Written exercise » Single out the lines of the material that contain "background" and copy them.

Task input »
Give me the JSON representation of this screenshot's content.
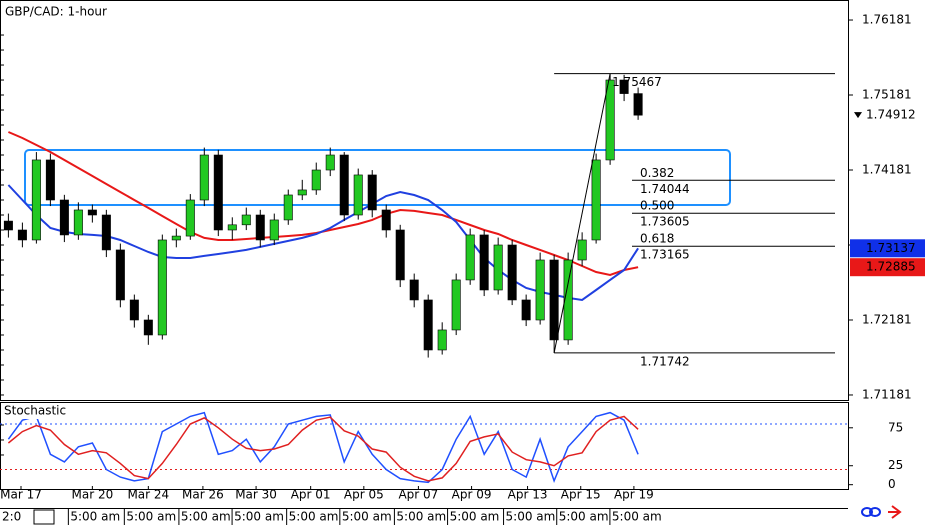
{
  "chart_data": [
    {
      "type": "candlestick",
      "title": "GBP/CAD: 1-hour",
      "open": [
        1.735,
        1.73381,
        1.73248,
        1.74315,
        1.73781,
        1.73315,
        1.73648,
        1.73581,
        1.73115,
        1.72448,
        1.72181,
        1.71981,
        1.73248,
        1.733,
        1.73781,
        1.74381,
        1.73381,
        1.7345,
        1.73581,
        1.73248,
        1.73515,
        1.73848,
        1.73915,
        1.74181,
        1.74381,
        1.73581,
        1.74115,
        1.73648,
        1.73381,
        1.72715,
        1.72448,
        1.71781,
        1.72048,
        1.72715,
        1.73315,
        1.72581,
        1.73181,
        1.72448,
        1.72181,
        1.72981,
        1.71915,
        1.72981,
        1.73248,
        1.74315,
        1.75381,
        1.752
      ],
      "high": [
        1.736,
        1.7348,
        1.7442,
        1.744,
        1.7385,
        1.7375,
        1.7372,
        1.7365,
        1.732,
        1.7252,
        1.7225,
        1.7332,
        1.734,
        1.7386,
        1.7448,
        1.7445,
        1.7355,
        1.7368,
        1.7365,
        1.736,
        1.7392,
        1.7405,
        1.7428,
        1.7448,
        1.7442,
        1.742,
        1.7418,
        1.7372,
        1.7345,
        1.728,
        1.7252,
        1.7215,
        1.728,
        1.734,
        1.7338,
        1.7328,
        1.7325,
        1.7252,
        1.7308,
        1.7305,
        1.7308,
        1.7335,
        1.744,
        1.75467,
        1.7545,
        1.7528
      ],
      "low": [
        1.7328,
        1.7315,
        1.732,
        1.737,
        1.7322,
        1.7325,
        1.7348,
        1.7302,
        1.7235,
        1.7208,
        1.7185,
        1.7192,
        1.7315,
        1.7325,
        1.737,
        1.733,
        1.7325,
        1.7338,
        1.7315,
        1.7318,
        1.7345,
        1.7378,
        1.7385,
        1.741,
        1.735,
        1.7352,
        1.7355,
        1.7328,
        1.7262,
        1.7235,
        1.7168,
        1.7172,
        1.7198,
        1.7265,
        1.725,
        1.7252,
        1.7238,
        1.721,
        1.7212,
        1.71742,
        1.7185,
        1.729,
        1.732,
        1.7425,
        1.751,
        1.7485
      ],
      "close": [
        1.73381,
        1.73248,
        1.74315,
        1.73781,
        1.73315,
        1.73648,
        1.73581,
        1.73115,
        1.72448,
        1.72181,
        1.71981,
        1.73248,
        1.733,
        1.73781,
        1.74381,
        1.73381,
        1.7345,
        1.73581,
        1.73248,
        1.73515,
        1.73848,
        1.73915,
        1.74181,
        1.74381,
        1.73581,
        1.74115,
        1.73648,
        1.73381,
        1.72715,
        1.72448,
        1.71781,
        1.72048,
        1.72715,
        1.73315,
        1.72581,
        1.73181,
        1.72448,
        1.72181,
        1.72981,
        1.71915,
        1.72981,
        1.73248,
        1.74315,
        1.75381,
        1.752,
        1.74912
      ],
      "bull_color": "#22c822",
      "bear_color": "#000000",
      "moving_averages": [
        {
          "color": "#e81818",
          "values": [
            1.74688,
            1.74608,
            1.74515,
            1.74421,
            1.74315,
            1.74208,
            1.74101,
            1.73995,
            1.73888,
            1.73781,
            1.73675,
            1.73568,
            1.73461,
            1.73355,
            1.73275,
            1.73248,
            1.73248,
            1.73261,
            1.73275,
            1.73288,
            1.73301,
            1.73315,
            1.73341,
            1.73381,
            1.73421,
            1.73461,
            1.73515,
            1.73595,
            1.73648,
            1.73635,
            1.73608,
            1.73581,
            1.73515,
            1.73448,
            1.73381,
            1.73328,
            1.73248,
            1.73181,
            1.73115,
            1.73048,
            1.72981,
            1.72901,
            1.72821,
            1.72781,
            1.72848,
            1.72885
          ]
        },
        {
          "color": "#2040e0",
          "values": [
            1.73981,
            1.73781,
            1.73581,
            1.73408,
            1.73355,
            1.73328,
            1.73315,
            1.73301,
            1.73248,
            1.73168,
            1.73088,
            1.73021,
            1.73008,
            1.73008,
            1.73035,
            1.73061,
            1.73088,
            1.73115,
            1.73155,
            1.73195,
            1.73235,
            1.73275,
            1.73328,
            1.73408,
            1.73515,
            1.73621,
            1.73728,
            1.73835,
            1.73888,
            1.73848,
            1.73781,
            1.73648,
            1.73488,
            1.73248,
            1.73008,
            1.72848,
            1.72715,
            1.72608,
            1.72555,
            1.72515,
            1.72475,
            1.72448,
            1.72581,
            1.72715,
            1.72848,
            1.73137
          ]
        }
      ],
      "ylim": [
        1.71114,
        1.76448
      ],
      "yticks": [
        1.76181,
        1.75181,
        1.74181,
        1.73181,
        1.72181,
        1.71181
      ],
      "xlim": [
        -0.6,
        60
      ],
      "xticks": [
        {
          "value": 0.9,
          "label": "Mar 17"
        },
        {
          "value": 6,
          "label": "Mar 20"
        },
        {
          "value": 10,
          "label": "Mar 24"
        },
        {
          "value": 13.9,
          "label": "Mar 26"
        },
        {
          "value": 17.7,
          "label": "Mar 30"
        },
        {
          "value": 21.6,
          "label": "Apr 01"
        },
        {
          "value": 25.4,
          "label": "Apr 05"
        },
        {
          "value": 29.3,
          "label": "Apr 07"
        },
        {
          "value": 33.1,
          "label": "Apr 09"
        },
        {
          "value": 37.1,
          "label": "Apr 13"
        },
        {
          "value": 40.9,
          "label": "Apr 15"
        },
        {
          "value": 44.7,
          "label": "Apr 19"
        }
      ],
      "time_labels": [
        "2:0",
        "5:00 am",
        "5:00 am",
        "5:00 am",
        "5:00 am",
        "5:00 am",
        "5:00 am",
        "5:00 am",
        "5:00 am",
        "5:00 am",
        "5:00 am",
        "5:00 am"
      ],
      "price_tags": [
        {
          "value": 1.74912,
          "color": "#000000",
          "background": "#ffffff"
        },
        {
          "value": 1.73137,
          "color": "#ffffff",
          "background": "#1030e8"
        },
        {
          "value": 1.72885,
          "color": "#ffffff",
          "background": "#e81818"
        }
      ],
      "swing_high": 1.75467,
      "swing_low": 1.71742,
      "fib_levels": [
        {
          "ratio": "0.382",
          "value": 1.74044
        },
        {
          "ratio": "0.500",
          "value": 1.73605
        },
        {
          "ratio": "0.618",
          "value": 1.73165
        }
      ],
      "zone": [
        1.73715,
        1.74448
      ],
      "zone_color": "#1e90ff"
    },
    {
      "type": "line",
      "title": "Stochastic",
      "series": [
        {
          "color": "#2050ff",
          "values": [
            60,
            85,
            90,
            40,
            30,
            50,
            55,
            20,
            10,
            5,
            8,
            70,
            80,
            90,
            95,
            40,
            45,
            60,
            30,
            50,
            80,
            85,
            90,
            92,
            30,
            70,
            40,
            20,
            8,
            5,
            3,
            20,
            60,
            90,
            40,
            70,
            20,
            10,
            60,
            5,
            50,
            70,
            90,
            95,
            85,
            40
          ]
        },
        {
          "color": "#e02020",
          "values": [
            55,
            70,
            78,
            72,
            53,
            40,
            45,
            42,
            28,
            12,
            8,
            28,
            53,
            80,
            88,
            75,
            60,
            48,
            45,
            47,
            53,
            72,
            85,
            89,
            71,
            64,
            47,
            43,
            23,
            11,
            5,
            9,
            28,
            57,
            63,
            67,
            43,
            33,
            30,
            25,
            38,
            42,
            70,
            85,
            90,
            73
          ]
        }
      ],
      "ylim": [
        -7,
        109
      ],
      "yticks": [
        75,
        25,
        0
      ],
      "levels": [
        {
          "value": 80,
          "color": "#2050ff"
        },
        {
          "value": 20,
          "color": "#e02020"
        }
      ]
    }
  ]
}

Answer to the task »
          "background": "#ffffff"
          "background": "#1030e8"
          "background": "#e81818"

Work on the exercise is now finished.